[Collected data]:
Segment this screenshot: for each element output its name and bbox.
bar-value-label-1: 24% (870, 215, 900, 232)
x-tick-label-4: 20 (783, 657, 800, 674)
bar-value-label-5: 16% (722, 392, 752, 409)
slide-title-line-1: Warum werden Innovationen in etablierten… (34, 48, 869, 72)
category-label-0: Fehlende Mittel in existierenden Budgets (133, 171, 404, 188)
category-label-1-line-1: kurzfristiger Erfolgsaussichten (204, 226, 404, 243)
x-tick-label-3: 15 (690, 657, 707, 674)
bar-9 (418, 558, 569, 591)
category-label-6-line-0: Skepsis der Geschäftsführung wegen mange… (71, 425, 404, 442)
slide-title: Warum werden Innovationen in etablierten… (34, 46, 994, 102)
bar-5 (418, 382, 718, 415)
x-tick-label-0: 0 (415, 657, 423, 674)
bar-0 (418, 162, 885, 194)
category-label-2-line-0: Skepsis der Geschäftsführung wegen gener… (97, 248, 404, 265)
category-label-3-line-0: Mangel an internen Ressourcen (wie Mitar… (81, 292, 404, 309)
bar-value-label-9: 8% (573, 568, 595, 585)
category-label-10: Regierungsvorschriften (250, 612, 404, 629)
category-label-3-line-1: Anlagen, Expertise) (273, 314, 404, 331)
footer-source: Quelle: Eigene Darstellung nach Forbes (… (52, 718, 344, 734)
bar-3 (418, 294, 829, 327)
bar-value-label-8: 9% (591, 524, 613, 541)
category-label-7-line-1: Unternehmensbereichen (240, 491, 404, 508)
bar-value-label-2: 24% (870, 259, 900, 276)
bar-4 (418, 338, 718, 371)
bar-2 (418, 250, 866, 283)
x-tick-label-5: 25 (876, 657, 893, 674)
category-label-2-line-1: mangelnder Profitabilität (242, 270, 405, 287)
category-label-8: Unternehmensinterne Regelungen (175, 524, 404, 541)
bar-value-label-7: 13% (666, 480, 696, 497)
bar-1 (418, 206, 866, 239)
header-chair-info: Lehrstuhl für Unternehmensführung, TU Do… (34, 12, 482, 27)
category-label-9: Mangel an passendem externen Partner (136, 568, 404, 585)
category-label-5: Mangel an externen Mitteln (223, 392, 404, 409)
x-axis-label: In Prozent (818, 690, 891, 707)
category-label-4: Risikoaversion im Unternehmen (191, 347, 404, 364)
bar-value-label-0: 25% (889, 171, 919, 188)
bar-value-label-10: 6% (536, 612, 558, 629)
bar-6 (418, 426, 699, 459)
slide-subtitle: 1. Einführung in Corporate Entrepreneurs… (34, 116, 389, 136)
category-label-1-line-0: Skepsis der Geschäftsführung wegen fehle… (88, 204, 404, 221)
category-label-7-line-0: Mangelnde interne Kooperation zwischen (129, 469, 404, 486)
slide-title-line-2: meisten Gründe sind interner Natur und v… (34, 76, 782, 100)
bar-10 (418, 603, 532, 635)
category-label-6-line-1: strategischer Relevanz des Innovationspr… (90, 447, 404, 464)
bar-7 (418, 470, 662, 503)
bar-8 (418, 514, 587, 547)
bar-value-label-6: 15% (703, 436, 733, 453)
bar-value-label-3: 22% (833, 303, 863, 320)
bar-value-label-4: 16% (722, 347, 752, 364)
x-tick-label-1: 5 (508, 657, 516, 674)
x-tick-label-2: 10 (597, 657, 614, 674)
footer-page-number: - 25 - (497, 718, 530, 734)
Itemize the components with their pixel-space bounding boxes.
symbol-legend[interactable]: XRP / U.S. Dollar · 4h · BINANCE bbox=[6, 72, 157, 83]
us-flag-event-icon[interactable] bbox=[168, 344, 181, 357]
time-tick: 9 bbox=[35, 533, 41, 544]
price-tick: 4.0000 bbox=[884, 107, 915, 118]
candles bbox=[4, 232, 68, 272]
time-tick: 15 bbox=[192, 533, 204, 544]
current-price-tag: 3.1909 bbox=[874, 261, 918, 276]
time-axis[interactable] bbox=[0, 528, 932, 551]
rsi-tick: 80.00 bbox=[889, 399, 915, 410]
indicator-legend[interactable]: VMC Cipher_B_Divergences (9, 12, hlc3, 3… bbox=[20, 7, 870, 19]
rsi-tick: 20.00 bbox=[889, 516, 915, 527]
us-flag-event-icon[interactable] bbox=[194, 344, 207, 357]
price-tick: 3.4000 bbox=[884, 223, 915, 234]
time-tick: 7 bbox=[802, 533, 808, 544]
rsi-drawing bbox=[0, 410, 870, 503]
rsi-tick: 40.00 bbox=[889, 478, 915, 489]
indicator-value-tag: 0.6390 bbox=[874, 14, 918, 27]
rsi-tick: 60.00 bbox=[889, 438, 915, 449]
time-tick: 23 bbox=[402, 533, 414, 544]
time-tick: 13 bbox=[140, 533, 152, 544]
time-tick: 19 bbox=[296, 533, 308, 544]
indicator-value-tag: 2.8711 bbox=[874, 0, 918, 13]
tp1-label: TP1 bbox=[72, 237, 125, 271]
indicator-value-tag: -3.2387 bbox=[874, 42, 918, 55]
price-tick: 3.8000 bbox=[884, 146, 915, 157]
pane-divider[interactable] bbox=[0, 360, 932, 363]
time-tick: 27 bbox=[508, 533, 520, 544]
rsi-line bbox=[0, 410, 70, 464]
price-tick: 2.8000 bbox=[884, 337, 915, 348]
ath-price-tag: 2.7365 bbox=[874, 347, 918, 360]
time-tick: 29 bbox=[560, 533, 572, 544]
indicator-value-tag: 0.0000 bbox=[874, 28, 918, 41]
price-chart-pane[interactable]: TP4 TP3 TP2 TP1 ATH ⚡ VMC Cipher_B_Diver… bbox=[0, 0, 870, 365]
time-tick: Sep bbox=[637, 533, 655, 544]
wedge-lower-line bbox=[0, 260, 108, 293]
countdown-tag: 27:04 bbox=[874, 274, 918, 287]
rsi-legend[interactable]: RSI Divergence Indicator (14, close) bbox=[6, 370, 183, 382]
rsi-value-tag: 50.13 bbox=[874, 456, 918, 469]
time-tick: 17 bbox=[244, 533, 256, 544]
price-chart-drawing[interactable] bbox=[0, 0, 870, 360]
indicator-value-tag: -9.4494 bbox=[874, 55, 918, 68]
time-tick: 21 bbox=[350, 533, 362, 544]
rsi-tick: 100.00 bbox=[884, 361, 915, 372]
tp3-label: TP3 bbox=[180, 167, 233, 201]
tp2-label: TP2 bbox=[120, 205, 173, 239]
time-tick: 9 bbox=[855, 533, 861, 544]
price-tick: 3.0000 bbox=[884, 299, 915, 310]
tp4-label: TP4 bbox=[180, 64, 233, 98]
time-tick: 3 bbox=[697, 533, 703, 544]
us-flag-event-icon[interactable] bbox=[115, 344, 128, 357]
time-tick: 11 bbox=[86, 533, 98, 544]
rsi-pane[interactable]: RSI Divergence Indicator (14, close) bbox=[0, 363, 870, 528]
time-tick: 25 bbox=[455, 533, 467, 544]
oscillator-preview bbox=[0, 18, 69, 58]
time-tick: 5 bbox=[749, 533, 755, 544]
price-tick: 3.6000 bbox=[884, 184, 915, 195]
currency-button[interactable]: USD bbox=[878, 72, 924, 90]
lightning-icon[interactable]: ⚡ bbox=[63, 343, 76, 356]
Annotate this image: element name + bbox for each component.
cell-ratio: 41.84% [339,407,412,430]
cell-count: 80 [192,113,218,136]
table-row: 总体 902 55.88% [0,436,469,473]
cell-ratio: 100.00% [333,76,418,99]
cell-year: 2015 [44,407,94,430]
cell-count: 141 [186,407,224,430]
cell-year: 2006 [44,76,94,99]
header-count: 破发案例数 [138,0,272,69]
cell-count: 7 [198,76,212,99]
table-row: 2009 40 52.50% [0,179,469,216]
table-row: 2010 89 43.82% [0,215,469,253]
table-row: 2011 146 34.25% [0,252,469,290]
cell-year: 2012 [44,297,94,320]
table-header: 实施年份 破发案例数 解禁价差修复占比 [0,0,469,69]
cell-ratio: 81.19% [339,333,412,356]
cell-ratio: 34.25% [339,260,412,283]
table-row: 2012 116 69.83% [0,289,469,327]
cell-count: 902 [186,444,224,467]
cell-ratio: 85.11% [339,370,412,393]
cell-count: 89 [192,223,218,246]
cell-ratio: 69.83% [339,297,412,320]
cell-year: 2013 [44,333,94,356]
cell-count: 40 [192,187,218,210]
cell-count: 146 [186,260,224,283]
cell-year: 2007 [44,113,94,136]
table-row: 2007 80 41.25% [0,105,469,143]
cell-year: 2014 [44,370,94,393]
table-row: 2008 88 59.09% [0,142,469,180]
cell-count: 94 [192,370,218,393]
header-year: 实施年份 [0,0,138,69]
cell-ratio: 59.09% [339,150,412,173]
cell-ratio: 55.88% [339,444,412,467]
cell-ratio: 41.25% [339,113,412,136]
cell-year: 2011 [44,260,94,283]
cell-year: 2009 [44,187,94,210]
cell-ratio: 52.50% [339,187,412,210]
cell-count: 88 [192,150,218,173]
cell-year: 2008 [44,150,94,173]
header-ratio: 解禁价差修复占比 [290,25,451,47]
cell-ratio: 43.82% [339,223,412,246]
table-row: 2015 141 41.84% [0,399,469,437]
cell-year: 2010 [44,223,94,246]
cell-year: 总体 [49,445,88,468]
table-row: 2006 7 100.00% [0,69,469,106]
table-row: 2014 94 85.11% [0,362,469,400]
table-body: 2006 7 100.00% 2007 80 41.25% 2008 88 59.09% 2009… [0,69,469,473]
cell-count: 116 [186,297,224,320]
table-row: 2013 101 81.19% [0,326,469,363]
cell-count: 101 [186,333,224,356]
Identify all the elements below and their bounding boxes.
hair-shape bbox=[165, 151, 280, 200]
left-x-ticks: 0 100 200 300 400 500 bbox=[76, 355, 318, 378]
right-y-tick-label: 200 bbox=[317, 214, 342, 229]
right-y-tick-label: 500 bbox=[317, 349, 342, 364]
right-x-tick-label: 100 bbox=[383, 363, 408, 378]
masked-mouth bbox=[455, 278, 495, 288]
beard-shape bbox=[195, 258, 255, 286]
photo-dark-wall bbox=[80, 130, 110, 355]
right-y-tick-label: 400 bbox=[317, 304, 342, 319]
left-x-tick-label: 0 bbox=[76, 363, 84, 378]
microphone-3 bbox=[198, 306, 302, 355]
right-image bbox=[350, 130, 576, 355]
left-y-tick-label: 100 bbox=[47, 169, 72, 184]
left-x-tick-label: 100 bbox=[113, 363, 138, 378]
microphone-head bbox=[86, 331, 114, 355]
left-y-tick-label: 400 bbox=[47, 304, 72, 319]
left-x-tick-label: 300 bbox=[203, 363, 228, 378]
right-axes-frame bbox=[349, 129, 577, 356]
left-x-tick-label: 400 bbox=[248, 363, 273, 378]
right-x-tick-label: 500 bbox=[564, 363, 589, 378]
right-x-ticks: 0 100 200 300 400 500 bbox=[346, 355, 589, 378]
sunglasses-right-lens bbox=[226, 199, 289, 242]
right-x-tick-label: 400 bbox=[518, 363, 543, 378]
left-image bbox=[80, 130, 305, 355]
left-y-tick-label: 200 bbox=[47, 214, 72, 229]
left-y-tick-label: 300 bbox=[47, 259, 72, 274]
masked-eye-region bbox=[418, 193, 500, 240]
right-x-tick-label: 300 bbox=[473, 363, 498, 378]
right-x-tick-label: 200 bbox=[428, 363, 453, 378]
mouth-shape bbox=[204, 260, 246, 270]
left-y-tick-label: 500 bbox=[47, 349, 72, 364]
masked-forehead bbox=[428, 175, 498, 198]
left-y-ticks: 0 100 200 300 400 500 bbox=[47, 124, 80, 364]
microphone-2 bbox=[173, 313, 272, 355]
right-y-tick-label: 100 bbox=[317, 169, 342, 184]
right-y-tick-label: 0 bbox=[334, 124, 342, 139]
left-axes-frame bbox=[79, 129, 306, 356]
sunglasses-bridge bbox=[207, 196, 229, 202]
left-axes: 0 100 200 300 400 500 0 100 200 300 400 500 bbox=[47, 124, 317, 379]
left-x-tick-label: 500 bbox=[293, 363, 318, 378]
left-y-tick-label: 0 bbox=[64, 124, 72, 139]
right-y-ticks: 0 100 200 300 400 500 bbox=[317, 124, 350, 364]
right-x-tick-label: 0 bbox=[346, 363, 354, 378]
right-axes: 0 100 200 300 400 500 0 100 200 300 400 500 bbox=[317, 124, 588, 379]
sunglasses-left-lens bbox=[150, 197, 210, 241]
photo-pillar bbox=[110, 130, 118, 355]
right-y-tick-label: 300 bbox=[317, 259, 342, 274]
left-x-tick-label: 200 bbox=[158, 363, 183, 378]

[What is expected]:
Repeat everything from the first line of the entries down through the line containing "bar-9 (418, 558, 569, 591)", with both of those lines included.

[Reply to the task]:
Segment this screenshot: for each element output its name and bbox.
bar-value-label-1: 24% (870, 215, 900, 232)
x-tick-label-4: 20 (783, 657, 800, 674)
bar-value-label-5: 16% (722, 392, 752, 409)
slide-title-line-1: Warum werden Innovationen in etablierten… (34, 48, 869, 72)
category-label-0: Fehlende Mittel in existierenden Budgets (133, 171, 404, 188)
category-label-1-line-1: kurzfristiger Erfolgsaussichten (204, 226, 404, 243)
x-tick-label-3: 15 (690, 657, 707, 674)
bar-9 (418, 558, 569, 591)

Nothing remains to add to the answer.